• Goal of the exercise: Locate every line in the material below that has the word "arcsec". Copy each of those lines.

• Provided records:
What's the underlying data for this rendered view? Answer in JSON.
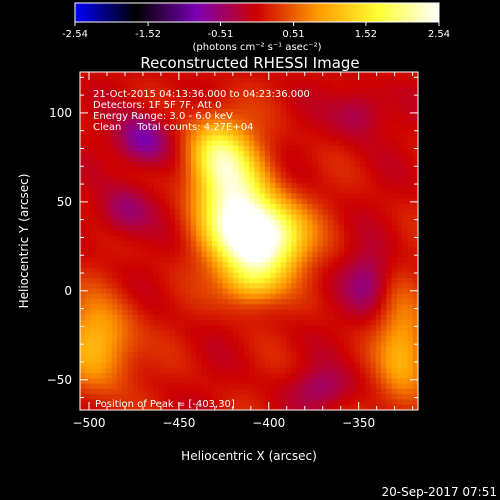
{
  "chart_data": {
    "type": "heatmap",
    "title": "Reconstructed RHESSI Image",
    "xlabel": "Heliocentric X (arcsec)",
    "ylabel": "Heliocentric Y (arcsec)",
    "xlim": [
      -505,
      -317
    ],
    "ylim": [
      -67,
      123
    ],
    "x_ticks": [
      -500,
      -450,
      -400,
      -350
    ],
    "y_ticks": [
      -50,
      0,
      50,
      100
    ],
    "colorbar": {
      "range": [
        -2.54,
        2.54
      ],
      "ticks": [
        "-2.54",
        "-1.52",
        "-0.51",
        "0.51",
        "1.52",
        "2.54"
      ],
      "units": "(photons cm⁻² s⁻¹ asec⁻²)",
      "stops": [
        "#0000ff",
        "#000000",
        "#7a00b4",
        "#cc0000",
        "#ff9900",
        "#ffff33",
        "#ffffff"
      ]
    },
    "annotations": [
      "21-Oct-2015 04:13:36.000 to 04:23:36.000",
      "Detectors: 1F 5F 7F, Att 0",
      "Energy Range: 3.0 - 6.0 keV",
      "Clean     Total counts: 4.27E+04"
    ],
    "peak_label": "Position of Peak = [-403,30]",
    "peak": [
      -403,
      30
    ],
    "sources": [
      {
        "x": -403,
        "y": 30,
        "sx": 16,
        "sy": 14,
        "amp": 2.6
      },
      {
        "x": -420,
        "y": 52,
        "sx": 14,
        "sy": 22,
        "amp": 1.9
      },
      {
        "x": -430,
        "y": 78,
        "sx": 11,
        "sy": 14,
        "amp": 1.2
      },
      {
        "x": -410,
        "y": 5,
        "sx": 12,
        "sy": 10,
        "amp": 1.0
      },
      {
        "x": -495,
        "y": -30,
        "sx": 14,
        "sy": 18,
        "amp": 1.1
      },
      {
        "x": -325,
        "y": -35,
        "sx": 10,
        "sy": 22,
        "amp": 1.0
      },
      {
        "x": -470,
        "y": 85,
        "sx": 10,
        "sy": 10,
        "amp": -0.9
      },
      {
        "x": -480,
        "y": 45,
        "sx": 10,
        "sy": 10,
        "amp": -0.6
      },
      {
        "x": -350,
        "y": 100,
        "sx": 10,
        "sy": 10,
        "amp": -0.5
      },
      {
        "x": -345,
        "y": 5,
        "sx": 9,
        "sy": 12,
        "amp": -0.6
      },
      {
        "x": -370,
        "y": -55,
        "sx": 12,
        "sy": 8,
        "amp": -0.5
      }
    ]
  },
  "footer": {
    "timestamp": "20-Sep-2017 07:51"
  }
}
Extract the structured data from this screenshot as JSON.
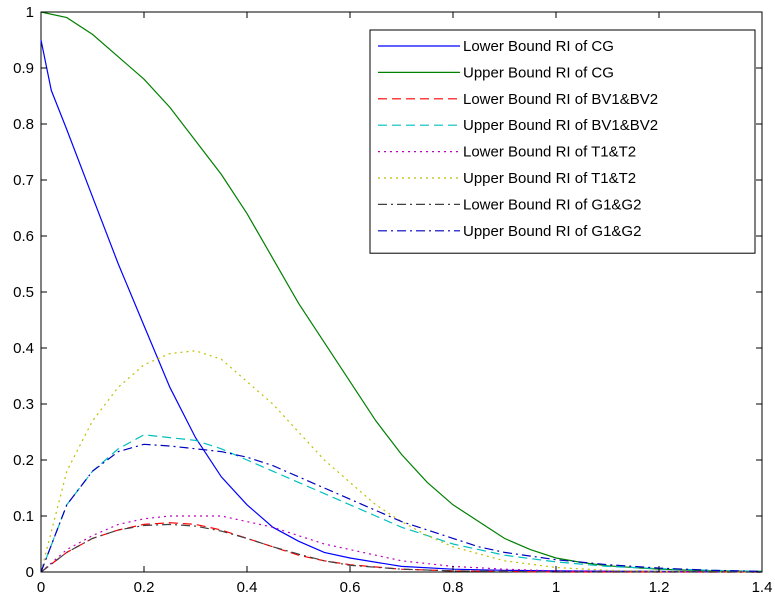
{
  "chart_data": {
    "type": "line",
    "title": "",
    "xlabel": "",
    "ylabel": "",
    "xlim": [
      0,
      1.4
    ],
    "ylim": [
      0,
      1
    ],
    "grid": false,
    "legend_position": "top-right",
    "xticks": [
      "0",
      "0.2",
      "0.4",
      "0.6",
      "0.8",
      "1",
      "1.2",
      "1.4"
    ],
    "yticks": [
      "0",
      "0.1",
      "0.2",
      "0.3",
      "0.4",
      "0.5",
      "0.6",
      "0.7",
      "0.8",
      "0.9",
      "1"
    ],
    "series": [
      {
        "name": "Lower Bound RI of CG",
        "color": "#0000ff",
        "dash": "solid",
        "x": [
          0,
          0.02,
          0.05,
          0.1,
          0.15,
          0.2,
          0.25,
          0.3,
          0.35,
          0.4,
          0.45,
          0.5,
          0.55,
          0.6,
          0.7,
          0.8,
          0.9,
          1.0,
          1.2,
          1.4
        ],
        "y": [
          0.95,
          0.86,
          0.79,
          0.67,
          0.55,
          0.44,
          0.33,
          0.24,
          0.17,
          0.12,
          0.08,
          0.055,
          0.035,
          0.025,
          0.01,
          0.005,
          0.003,
          0.002,
          0.001,
          0
        ]
      },
      {
        "name": "Upper Bound RI of CG",
        "color": "#008000",
        "dash": "solid",
        "x": [
          0,
          0.05,
          0.1,
          0.15,
          0.2,
          0.25,
          0.3,
          0.35,
          0.4,
          0.45,
          0.5,
          0.55,
          0.6,
          0.65,
          0.7,
          0.75,
          0.8,
          0.85,
          0.9,
          0.95,
          1.0,
          1.05,
          1.1,
          1.2,
          1.3,
          1.4
        ],
        "y": [
          1.0,
          0.99,
          0.96,
          0.92,
          0.88,
          0.83,
          0.77,
          0.71,
          0.64,
          0.56,
          0.48,
          0.41,
          0.34,
          0.27,
          0.21,
          0.16,
          0.12,
          0.09,
          0.06,
          0.04,
          0.025,
          0.017,
          0.011,
          0.005,
          0.002,
          0.001
        ]
      },
      {
        "name": "Lower Bound RI of BV1&BV2",
        "color": "#ff0000",
        "dash": "dashed",
        "x": [
          0,
          0.05,
          0.1,
          0.15,
          0.2,
          0.25,
          0.3,
          0.35,
          0.4,
          0.45,
          0.5,
          0.55,
          0.6,
          0.7,
          0.8,
          0.9,
          1.0,
          1.2,
          1.4
        ],
        "y": [
          0,
          0.035,
          0.06,
          0.075,
          0.085,
          0.088,
          0.085,
          0.075,
          0.06,
          0.045,
          0.03,
          0.02,
          0.013,
          0.005,
          0.002,
          0.001,
          0,
          0,
          0
        ]
      },
      {
        "name": "Upper Bound RI of BV1&BV2",
        "color": "#00bfbf",
        "dash": "dashed",
        "x": [
          0,
          0.05,
          0.1,
          0.15,
          0.2,
          0.25,
          0.3,
          0.35,
          0.4,
          0.45,
          0.5,
          0.55,
          0.6,
          0.65,
          0.7,
          0.75,
          0.8,
          0.85,
          0.9,
          1.0,
          1.1,
          1.2,
          1.3,
          1.4
        ],
        "y": [
          0,
          0.12,
          0.18,
          0.22,
          0.245,
          0.24,
          0.235,
          0.22,
          0.2,
          0.18,
          0.16,
          0.14,
          0.12,
          0.1,
          0.08,
          0.065,
          0.05,
          0.04,
          0.03,
          0.018,
          0.01,
          0.006,
          0.003,
          0.001
        ]
      },
      {
        "name": "Lower Bound RI of T1&T2",
        "color": "#bf00bf",
        "dash": "dotted",
        "x": [
          0,
          0.05,
          0.1,
          0.15,
          0.2,
          0.25,
          0.3,
          0.35,
          0.4,
          0.45,
          0.5,
          0.55,
          0.6,
          0.65,
          0.7,
          0.8,
          0.9,
          1.0,
          1.2,
          1.4
        ],
        "y": [
          0,
          0.04,
          0.065,
          0.085,
          0.095,
          0.1,
          0.1,
          0.1,
          0.09,
          0.08,
          0.065,
          0.05,
          0.04,
          0.03,
          0.02,
          0.01,
          0.005,
          0.002,
          0,
          0
        ]
      },
      {
        "name": "Upper Bound RI of T1&T2",
        "color": "#bfbf00",
        "dash": "dotted",
        "x": [
          0,
          0.05,
          0.1,
          0.15,
          0.2,
          0.25,
          0.3,
          0.35,
          0.4,
          0.45,
          0.5,
          0.55,
          0.6,
          0.65,
          0.7,
          0.75,
          0.8,
          0.9,
          1.0,
          1.1,
          1.2,
          1.3,
          1.4
        ],
        "y": [
          0,
          0.18,
          0.27,
          0.33,
          0.37,
          0.39,
          0.395,
          0.38,
          0.34,
          0.3,
          0.25,
          0.2,
          0.16,
          0.12,
          0.09,
          0.065,
          0.045,
          0.02,
          0.008,
          0.003,
          0.001,
          0,
          0
        ]
      },
      {
        "name": "Lower Bound RI of G1&G2",
        "color": "#404040",
        "dash": "dashdot",
        "x": [
          0,
          0.05,
          0.1,
          0.15,
          0.2,
          0.25,
          0.3,
          0.35,
          0.4,
          0.45,
          0.5,
          0.55,
          0.6,
          0.7,
          0.8,
          0.9,
          1.0,
          1.2,
          1.4
        ],
        "y": [
          0,
          0.035,
          0.06,
          0.075,
          0.083,
          0.085,
          0.082,
          0.073,
          0.06,
          0.045,
          0.032,
          0.02,
          0.012,
          0.005,
          0.002,
          0.001,
          0,
          0,
          0
        ]
      },
      {
        "name": "Upper Bound RI of G1&G2",
        "color": "#0000bf",
        "dash": "dashdot",
        "x": [
          0,
          0.05,
          0.1,
          0.15,
          0.2,
          0.25,
          0.3,
          0.35,
          0.4,
          0.45,
          0.5,
          0.55,
          0.6,
          0.65,
          0.7,
          0.75,
          0.8,
          0.85,
          0.9,
          1.0,
          1.1,
          1.2,
          1.3,
          1.4
        ],
        "y": [
          0,
          0.12,
          0.18,
          0.215,
          0.228,
          0.225,
          0.22,
          0.215,
          0.205,
          0.19,
          0.17,
          0.15,
          0.13,
          0.11,
          0.09,
          0.075,
          0.06,
          0.045,
          0.035,
          0.022,
          0.013,
          0.007,
          0.003,
          0.001
        ]
      }
    ]
  }
}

• Exercise solution:
    "xlabel": "Heliocentric X (arcsec)",
    "ylabel": "Heliocentric Y (arcsec)",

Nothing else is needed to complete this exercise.